What is asked: Every line of the material that follows must be printed again exactly.

Data:
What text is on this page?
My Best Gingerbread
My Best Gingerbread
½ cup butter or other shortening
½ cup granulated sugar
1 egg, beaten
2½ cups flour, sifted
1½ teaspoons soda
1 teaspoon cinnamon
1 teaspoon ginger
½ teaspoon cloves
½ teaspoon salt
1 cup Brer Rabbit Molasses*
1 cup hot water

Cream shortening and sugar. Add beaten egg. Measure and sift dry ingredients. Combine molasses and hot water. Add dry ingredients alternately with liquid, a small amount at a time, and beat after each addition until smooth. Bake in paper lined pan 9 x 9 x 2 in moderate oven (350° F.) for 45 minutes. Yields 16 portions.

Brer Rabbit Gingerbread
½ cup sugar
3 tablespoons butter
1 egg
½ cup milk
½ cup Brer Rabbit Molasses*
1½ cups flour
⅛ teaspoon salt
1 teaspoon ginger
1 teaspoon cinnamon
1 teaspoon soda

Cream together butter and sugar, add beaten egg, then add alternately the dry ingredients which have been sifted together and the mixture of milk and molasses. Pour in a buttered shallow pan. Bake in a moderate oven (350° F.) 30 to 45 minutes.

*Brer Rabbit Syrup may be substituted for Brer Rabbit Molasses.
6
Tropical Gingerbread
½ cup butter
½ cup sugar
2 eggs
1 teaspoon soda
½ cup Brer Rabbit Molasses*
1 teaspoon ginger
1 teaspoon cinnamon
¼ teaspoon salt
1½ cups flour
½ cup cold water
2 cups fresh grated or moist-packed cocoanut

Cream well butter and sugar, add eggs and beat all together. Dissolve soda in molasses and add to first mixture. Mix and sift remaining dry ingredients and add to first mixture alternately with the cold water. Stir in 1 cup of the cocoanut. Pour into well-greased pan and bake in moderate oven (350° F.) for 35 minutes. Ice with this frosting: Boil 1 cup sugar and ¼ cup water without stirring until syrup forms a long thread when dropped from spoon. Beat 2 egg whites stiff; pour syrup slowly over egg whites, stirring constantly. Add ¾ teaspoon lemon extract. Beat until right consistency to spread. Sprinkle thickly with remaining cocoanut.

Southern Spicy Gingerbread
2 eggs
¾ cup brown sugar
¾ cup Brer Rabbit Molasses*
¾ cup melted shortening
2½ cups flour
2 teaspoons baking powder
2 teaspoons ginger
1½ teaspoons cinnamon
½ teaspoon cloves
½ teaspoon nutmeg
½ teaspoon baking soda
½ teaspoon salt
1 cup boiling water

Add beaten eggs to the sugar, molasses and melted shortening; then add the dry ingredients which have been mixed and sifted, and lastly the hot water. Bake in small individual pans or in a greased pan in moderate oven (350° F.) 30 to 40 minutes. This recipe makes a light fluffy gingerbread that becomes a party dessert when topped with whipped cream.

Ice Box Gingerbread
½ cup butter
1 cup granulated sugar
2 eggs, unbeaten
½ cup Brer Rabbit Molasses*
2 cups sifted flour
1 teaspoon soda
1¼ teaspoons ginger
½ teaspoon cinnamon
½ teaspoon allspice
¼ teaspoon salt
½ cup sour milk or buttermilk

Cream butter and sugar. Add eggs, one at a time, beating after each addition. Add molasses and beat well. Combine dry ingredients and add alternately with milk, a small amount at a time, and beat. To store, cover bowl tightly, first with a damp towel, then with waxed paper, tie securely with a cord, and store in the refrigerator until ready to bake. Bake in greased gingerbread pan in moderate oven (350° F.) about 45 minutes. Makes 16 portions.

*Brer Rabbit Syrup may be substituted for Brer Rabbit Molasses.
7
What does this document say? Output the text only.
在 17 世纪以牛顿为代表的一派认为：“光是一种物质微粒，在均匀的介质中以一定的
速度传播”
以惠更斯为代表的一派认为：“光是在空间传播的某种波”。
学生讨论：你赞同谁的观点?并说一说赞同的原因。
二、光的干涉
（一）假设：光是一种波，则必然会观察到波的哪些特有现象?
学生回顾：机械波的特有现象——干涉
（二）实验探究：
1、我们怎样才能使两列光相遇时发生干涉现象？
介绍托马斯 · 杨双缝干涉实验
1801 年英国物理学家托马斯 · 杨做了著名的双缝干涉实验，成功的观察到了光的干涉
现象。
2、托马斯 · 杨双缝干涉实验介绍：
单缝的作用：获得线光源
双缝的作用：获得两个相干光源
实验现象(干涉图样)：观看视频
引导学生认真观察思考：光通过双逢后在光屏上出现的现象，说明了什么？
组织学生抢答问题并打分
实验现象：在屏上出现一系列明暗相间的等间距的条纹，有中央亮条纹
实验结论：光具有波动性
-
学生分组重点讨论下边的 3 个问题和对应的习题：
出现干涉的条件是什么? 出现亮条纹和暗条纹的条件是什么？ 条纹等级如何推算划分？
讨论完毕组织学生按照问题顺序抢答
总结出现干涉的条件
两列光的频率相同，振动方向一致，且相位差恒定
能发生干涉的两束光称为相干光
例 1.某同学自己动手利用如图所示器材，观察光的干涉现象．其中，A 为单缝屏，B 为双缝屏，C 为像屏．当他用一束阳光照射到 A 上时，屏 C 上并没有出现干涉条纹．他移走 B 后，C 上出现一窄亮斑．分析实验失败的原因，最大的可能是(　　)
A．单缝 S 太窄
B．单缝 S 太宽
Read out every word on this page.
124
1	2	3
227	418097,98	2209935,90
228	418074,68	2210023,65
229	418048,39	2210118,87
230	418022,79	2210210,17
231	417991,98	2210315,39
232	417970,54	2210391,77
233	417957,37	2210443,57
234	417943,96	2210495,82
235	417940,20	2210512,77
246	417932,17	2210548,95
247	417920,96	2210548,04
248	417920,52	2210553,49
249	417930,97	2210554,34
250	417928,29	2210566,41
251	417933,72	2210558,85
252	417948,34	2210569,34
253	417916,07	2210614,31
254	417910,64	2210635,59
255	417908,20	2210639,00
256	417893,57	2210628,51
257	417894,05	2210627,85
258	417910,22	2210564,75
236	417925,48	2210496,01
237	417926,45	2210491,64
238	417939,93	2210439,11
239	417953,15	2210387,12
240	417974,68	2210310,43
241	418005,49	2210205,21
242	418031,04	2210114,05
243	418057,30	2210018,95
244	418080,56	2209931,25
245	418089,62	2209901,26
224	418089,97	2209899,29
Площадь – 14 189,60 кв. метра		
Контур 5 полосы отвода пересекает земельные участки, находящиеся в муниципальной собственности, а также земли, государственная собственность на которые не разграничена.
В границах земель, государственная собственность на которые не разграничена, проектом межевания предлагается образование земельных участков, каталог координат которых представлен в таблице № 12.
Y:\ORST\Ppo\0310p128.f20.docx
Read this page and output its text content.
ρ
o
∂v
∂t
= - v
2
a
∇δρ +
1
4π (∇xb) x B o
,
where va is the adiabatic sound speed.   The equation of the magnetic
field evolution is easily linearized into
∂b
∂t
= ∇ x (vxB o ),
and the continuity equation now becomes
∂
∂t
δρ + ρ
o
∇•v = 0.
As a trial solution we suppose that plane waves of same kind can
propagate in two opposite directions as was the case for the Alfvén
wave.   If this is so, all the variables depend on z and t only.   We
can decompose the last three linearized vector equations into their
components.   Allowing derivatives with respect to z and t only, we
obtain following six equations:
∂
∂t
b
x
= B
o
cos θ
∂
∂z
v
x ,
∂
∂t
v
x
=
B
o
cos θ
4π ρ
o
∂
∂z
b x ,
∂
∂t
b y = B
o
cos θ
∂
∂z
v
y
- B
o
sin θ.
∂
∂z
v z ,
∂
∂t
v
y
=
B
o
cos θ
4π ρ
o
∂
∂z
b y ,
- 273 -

Complete response:
What text is on this page?
My Best Gingerbread
My Best Gingerbread
½ cup butter or other shortening
½ cup granulated sugar
1 egg, beaten
2½ cups flour, sifted
1½ teaspoons soda
1 teaspoon cinnamon
1 teaspoon ginger
½ teaspoon cloves
½ teaspoon salt
1 cup Brer Rabbit Molasses*
1 cup hot water

Cream shortening and sugar. Add beaten egg. Measure and sift dry ingredients. Combine molasses and hot water. Add dry ingredients alternately with liquid, a small amount at a time, and beat after each addition until smooth. Bake in paper lined pan 9 x 9 x 2 in moderate oven (350° F.) for 45 minutes. Yields 16 portions.

Brer Rabbit Gingerbread
½ cup sugar
3 tablespoons butter
1 egg
½ cup milk
½ cup Brer Rabbit Molasses*
1½ cups flour
⅛ teaspoon salt
1 teaspoon ginger
1 teaspoon cinnamon
1 teaspoon soda

Cream together butter and sugar, add beaten egg, then add alternately the dry ingredients which have been sifted together and the mixture of milk and molasses. Pour in a buttered shallow pan. Bake in a moderate oven (350° F.) 30 to 45 minutes.

*Brer Rabbit Syrup may be substituted for Brer Rabbit Molasses.
6
Tropical Gingerbread
½ cup butter
½ cup sugar
2 eggs
1 teaspoon soda
½ cup Brer Rabbit Molasses*
1 teaspoon ginger
1 teaspoon cinnamon
¼ teaspoon salt
1½ cups flour
½ cup cold water
2 cups fresh grated or moist-packed cocoanut

Cream well butter and sugar, add eggs and beat all together. Dissolve soda in molasses and add to first mixture. Mix and sift remaining dry ingredients and add to first mixture alternately with the cold water. Stir in 1 cup of the cocoanut. Pour into well-greased pan and bake in moderate oven (350° F.) for 35 minutes. Ice with this frosting: Boil 1 cup sugar and ¼ cup water without stirring until syrup forms a long thread when dropped from spoon. Beat 2 egg whites stiff; pour syrup slowly over egg whites, stirring constantly. Add ¾ teaspoon lemon extract. Beat until right consistency to spread. Sprinkle thickly with remaining cocoanut.

Southern Spicy Gingerbread
2 eggs
¾ cup brown sugar
¾ cup Brer Rabbit Molasses*
¾ cup melted shortening
2½ cups flour
2 teaspoons baking powder
2 teaspoons ginger
1½ teaspoons cinnamon
½ teaspoon cloves
½ teaspoon nutmeg
½ teaspoon baking soda
½ teaspoon salt
1 cup boiling water

Add beaten eggs to the sugar, molasses and melted shortening; then add the dry ingredients which have been mixed and sifted, and lastly the hot water. Bake in small individual pans or in a greased pan in moderate oven (350° F.) 30 to 40 minutes. This recipe makes a light fluffy gingerbread that becomes a party dessert when topped with whipped cream.

Ice Box Gingerbread
½ cup butter
1 cup granulated sugar
2 eggs, unbeaten
½ cup Brer Rabbit Molasses*
2 cups sifted flour
1 teaspoon soda
1¼ teaspoons ginger
½ teaspoon cinnamon
½ teaspoon allspice
¼ teaspoon salt
½ cup sour milk or buttermilk

Cream butter and sugar. Add eggs, one at a time, beating after each addition. Add molasses and beat well. Combine dry ingredients and add alternately with milk, a small amount at a time, and beat. To store, cover bowl tightly, first with a damp towel, then with waxed paper, tie securely with a cord, and store in the refrigerator until ready to bake. Bake in greased gingerbread pan in moderate oven (350° F.) about 45 minutes. Makes 16 portions.

*Brer Rabbit Syrup may be substituted for Brer Rabbit Molasses.
7
What does this document say? Output the text only.
在 17 世纪以牛顿为代表的一派认为：“光是一种物质微粒，在均匀的介质中以一定的
速度传播”
以惠更斯为代表的一派认为：“光是在空间传播的某种波”。
学生讨论：你赞同谁的观点?并说一说赞同的原因。
二、光的干涉
（一）假设：光是一种波，则必然会观察到波的哪些特有现象?
学生回顾：机械波的特有现象——干涉
（二）实验探究：
1、我们怎样才能使两列光相遇时发生干涉现象？
介绍托马斯 · 杨双缝干涉实验
1801 年英国物理学家托马斯 · 杨做了著名的双缝干涉实验，成功的观察到了光的干涉
现象。
2、托马斯 · 杨双缝干涉实验介绍：
单缝的作用：获得线光源
双缝的作用：获得两个相干光源
实验现象(干涉图样)：观看视频
引导学生认真观察思考：光通过双逢后在光屏上出现的现象，说明了什么？
组织学生抢答问题并打分
实验现象：在屏上出现一系列明暗相间的等间距的条纹，有中央亮条纹
实验结论：光具有波动性
-
学生分组重点讨论下边的 3 个问题和对应的习题：
出现干涉的条件是什么? 出现亮条纹和暗条纹的条件是什么？ 条纹等级如何推算划分？
讨论完毕组织学生按照问题顺序抢答
总结出现干涉的条件
两列光的频率相同，振动方向一致，且相位差恒定
能发生干涉的两束光称为相干光
例 1.某同学自己动手利用如图所示器材，观察光的干涉现象．其中，A 为单缝屏，B 为双缝屏，C 为像屏．当他用一束阳光照射到 A 上时，屏 C 上并没有出现干涉条纹．他移走 B 后，C 上出现一窄亮斑．分析实验失败的原因，最大的可能是(　　)
A．单缝 S 太窄
B．单缝 S 太宽
Read out every word on this page.
124
1	2	3
227	418097,98	2209935,90
228	418074,68	2210023,65
229	418048,39	2210118,87
230	418022,79	2210210,17
231	417991,98	2210315,39
232	417970,54	2210391,77
233	417957,37	2210443,57
234	417943,96	2210495,82
235	417940,20	2210512,77
246	417932,17	2210548,95
247	417920,96	2210548,04
248	417920,52	2210553,49
249	417930,97	2210554,34
250	417928,29	2210566,41
251	417933,72	2210558,85
252	417948,34	2210569,34
253	417916,07	2210614,31
254	417910,64	2210635,59
255	417908,20	2210639,00
256	417893,57	2210628,51
257	417894,05	2210627,85
258	417910,22	2210564,75
236	417925,48	2210496,01
237	417926,45	2210491,64
238	417939,93	2210439,11
239	417953,15	2210387,12
240	417974,68	2210310,43
241	418005,49	2210205,21
242	418031,04	2210114,05
243	418057,30	2210018,95
244	418080,56	2209931,25
245	418089,62	2209901,26
224	418089,97	2209899,29
Площадь – 14 189,60 кв. метра		
Контур 5 полосы отвода пересекает земельные участки, находящиеся в муниципальной собственности, а также земли, государственная собственность на которые не разграничена.
В границах земель, государственная собственность на которые не разграничена, проектом межевания предлагается образование земельных участков, каталог координат которых представлен в таблице № 12.
Y:\ORST\Ppo\0310p128.f20.docx
Read this page and output its text content.
ρ
o
∂v
∂t
= - v
2
a
∇δρ +
1
4π (∇xb) x B o
,
where va is the adiabatic sound speed.   The equation of the magnetic
field evolution is easily linearized into
∂b
∂t
= ∇ x (vxB o ),
and the continuity equation now becomes
∂
∂t
δρ + ρ
o
∇•v = 0.
As a trial solution we suppose that plane waves of same kind can
propagate in two opposite directions as was the case for the Alfvén
wave.   If this is so, all the variables depend on z and t only.   We
can decompose the last three linearized vector equations into their
components.   Allowing derivatives with respect to z and t only, we
obtain following six equations:
∂
∂t
b
x
= B
o
cos θ
∂
∂z
v
x ,
∂
∂t
v
x
=
B
o
cos θ
4π ρ
o
∂
∂z
b x ,
∂
∂t
b y = B
o
cos θ
∂
∂z
v
y
- B
o
sin θ.
∂
∂z
v z ,
∂
∂t
v
y
=
B
o
cos θ
4π ρ
o
∂
∂z
b y ,
- 273 -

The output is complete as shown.